--- What you should do ---
Review the listing and copy each line that holds the word "продажи".

--- Data rows ---
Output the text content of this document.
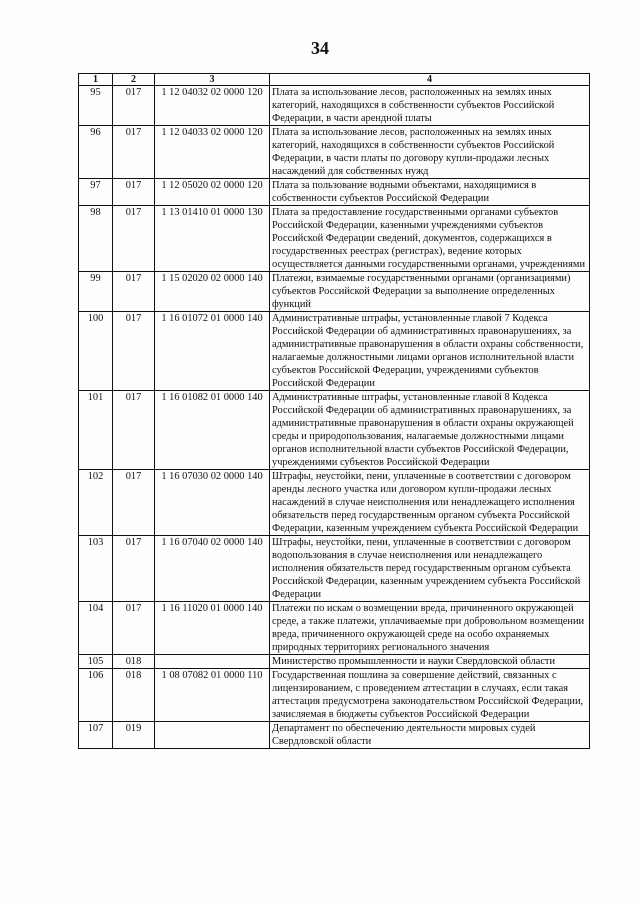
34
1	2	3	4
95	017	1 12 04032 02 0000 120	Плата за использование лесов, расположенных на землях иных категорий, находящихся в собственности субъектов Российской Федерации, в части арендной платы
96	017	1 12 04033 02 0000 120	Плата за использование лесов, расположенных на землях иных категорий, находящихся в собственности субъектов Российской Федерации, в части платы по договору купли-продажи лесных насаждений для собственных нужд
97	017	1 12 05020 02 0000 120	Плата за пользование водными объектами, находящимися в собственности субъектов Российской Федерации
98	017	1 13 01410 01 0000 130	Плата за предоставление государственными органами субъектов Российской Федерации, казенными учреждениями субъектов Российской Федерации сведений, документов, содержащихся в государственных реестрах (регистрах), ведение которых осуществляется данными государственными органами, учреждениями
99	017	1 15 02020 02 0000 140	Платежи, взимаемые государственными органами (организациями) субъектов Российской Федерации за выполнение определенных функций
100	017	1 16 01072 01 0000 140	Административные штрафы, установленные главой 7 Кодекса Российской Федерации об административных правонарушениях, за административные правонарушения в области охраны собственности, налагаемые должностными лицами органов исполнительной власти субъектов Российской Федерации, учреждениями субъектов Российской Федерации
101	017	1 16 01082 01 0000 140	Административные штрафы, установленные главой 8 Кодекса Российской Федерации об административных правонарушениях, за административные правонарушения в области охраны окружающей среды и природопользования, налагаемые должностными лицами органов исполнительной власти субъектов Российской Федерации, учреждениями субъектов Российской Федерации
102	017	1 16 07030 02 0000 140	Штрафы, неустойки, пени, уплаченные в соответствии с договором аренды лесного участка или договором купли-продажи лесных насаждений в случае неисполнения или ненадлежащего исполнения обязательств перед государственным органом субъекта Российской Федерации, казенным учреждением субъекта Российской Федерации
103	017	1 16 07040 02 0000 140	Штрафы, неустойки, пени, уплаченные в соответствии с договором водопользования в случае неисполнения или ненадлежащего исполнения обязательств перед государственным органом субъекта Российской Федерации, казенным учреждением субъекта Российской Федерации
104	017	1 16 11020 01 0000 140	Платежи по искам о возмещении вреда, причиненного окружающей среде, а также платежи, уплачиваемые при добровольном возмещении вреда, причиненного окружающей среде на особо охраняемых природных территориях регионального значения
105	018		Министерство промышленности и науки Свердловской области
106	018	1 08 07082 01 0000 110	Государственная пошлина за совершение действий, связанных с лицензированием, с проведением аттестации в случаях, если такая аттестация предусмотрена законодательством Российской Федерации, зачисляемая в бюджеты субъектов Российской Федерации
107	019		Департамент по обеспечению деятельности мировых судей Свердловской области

--

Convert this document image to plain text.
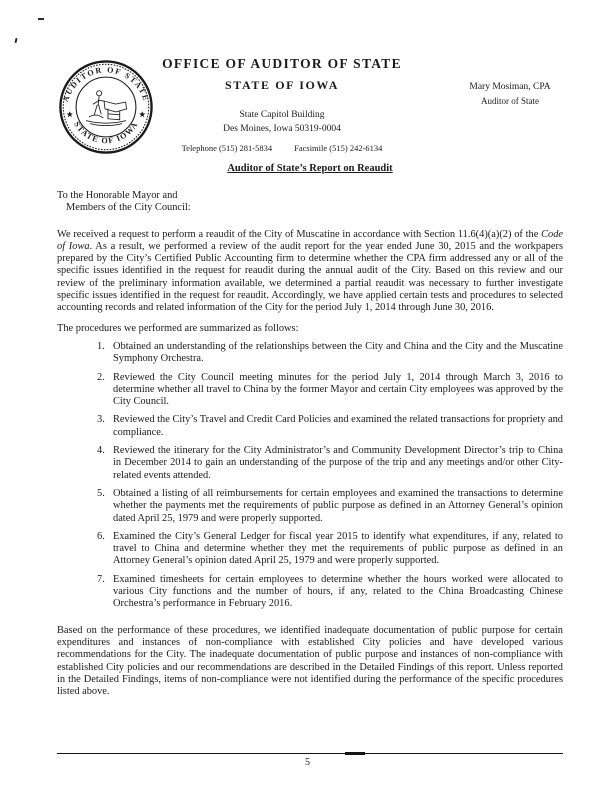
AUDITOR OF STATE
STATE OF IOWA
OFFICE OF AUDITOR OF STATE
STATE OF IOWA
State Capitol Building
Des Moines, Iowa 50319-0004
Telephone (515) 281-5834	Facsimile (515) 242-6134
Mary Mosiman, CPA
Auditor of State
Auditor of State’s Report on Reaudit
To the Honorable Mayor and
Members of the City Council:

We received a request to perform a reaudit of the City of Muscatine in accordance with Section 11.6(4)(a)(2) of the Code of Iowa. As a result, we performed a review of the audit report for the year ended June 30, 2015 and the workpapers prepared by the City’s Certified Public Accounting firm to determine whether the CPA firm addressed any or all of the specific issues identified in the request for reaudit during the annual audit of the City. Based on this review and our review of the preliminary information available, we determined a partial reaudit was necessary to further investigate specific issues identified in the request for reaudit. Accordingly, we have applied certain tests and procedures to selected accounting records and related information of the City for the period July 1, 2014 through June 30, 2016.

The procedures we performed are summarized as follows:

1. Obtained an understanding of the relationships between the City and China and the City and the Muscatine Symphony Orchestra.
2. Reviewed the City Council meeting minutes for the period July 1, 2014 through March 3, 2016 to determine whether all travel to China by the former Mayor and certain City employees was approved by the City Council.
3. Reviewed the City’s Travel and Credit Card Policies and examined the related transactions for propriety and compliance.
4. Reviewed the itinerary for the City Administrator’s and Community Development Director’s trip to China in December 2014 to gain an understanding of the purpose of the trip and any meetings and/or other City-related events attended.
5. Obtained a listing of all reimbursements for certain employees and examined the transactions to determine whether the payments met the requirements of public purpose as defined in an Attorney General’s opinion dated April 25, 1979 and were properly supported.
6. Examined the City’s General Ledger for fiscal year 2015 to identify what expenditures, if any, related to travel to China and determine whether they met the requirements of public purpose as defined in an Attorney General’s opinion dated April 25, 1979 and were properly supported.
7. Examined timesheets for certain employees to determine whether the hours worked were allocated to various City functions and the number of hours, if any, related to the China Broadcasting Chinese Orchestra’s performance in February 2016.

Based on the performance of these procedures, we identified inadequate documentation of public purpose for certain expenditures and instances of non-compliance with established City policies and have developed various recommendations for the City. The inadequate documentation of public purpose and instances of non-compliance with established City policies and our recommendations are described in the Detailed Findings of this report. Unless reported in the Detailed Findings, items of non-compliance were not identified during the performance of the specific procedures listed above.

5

==

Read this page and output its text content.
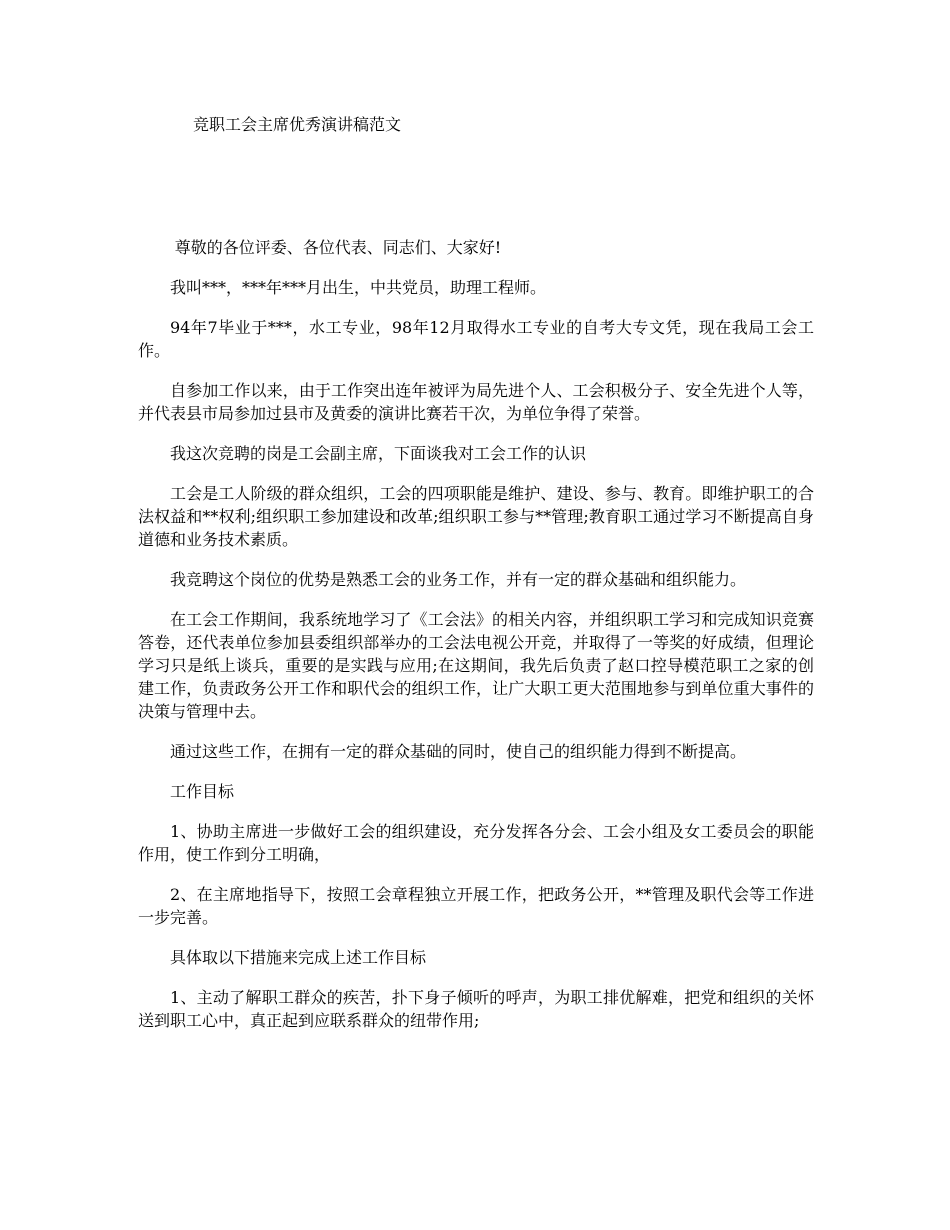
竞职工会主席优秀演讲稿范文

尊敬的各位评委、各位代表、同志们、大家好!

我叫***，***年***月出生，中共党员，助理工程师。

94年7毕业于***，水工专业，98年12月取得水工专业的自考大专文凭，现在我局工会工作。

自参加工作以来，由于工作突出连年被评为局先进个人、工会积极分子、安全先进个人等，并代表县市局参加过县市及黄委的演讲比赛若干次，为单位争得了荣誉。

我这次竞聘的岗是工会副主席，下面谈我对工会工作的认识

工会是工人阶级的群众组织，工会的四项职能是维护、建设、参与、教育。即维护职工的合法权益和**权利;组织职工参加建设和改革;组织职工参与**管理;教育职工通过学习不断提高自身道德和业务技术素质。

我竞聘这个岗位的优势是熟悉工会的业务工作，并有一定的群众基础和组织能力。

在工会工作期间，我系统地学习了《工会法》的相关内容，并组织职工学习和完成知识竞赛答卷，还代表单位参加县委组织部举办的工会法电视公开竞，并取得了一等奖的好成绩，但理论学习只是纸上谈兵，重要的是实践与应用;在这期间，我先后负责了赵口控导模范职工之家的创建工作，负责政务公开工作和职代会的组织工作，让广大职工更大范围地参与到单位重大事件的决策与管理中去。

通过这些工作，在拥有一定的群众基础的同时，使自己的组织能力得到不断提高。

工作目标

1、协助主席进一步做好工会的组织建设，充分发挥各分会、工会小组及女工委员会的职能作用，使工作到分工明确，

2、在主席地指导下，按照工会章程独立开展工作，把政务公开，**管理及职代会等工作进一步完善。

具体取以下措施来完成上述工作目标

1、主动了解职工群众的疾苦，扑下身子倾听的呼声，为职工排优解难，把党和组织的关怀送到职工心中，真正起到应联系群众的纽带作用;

--- Result of this task ---
96	017	1 12 04033 02 0000 120	Плата за использование лесов, расположенных на землях иных категорий, находящихся в собственности субъектов Российской Федерации, в части платы по договору купли-продажи лесных насаждений для собственных нужд
102	017	1 16 07030 02 0000 140	Штрафы, неустойки, пени, уплаченные в соответствии с договором аренды лесного участка или договором купли-продажи лесных насаждений в случае неисполнения или ненадлежащего исполнения обязательств перед государственным органом субъекта Российской Федерации, казенным учреждением субъекта Российской Федерации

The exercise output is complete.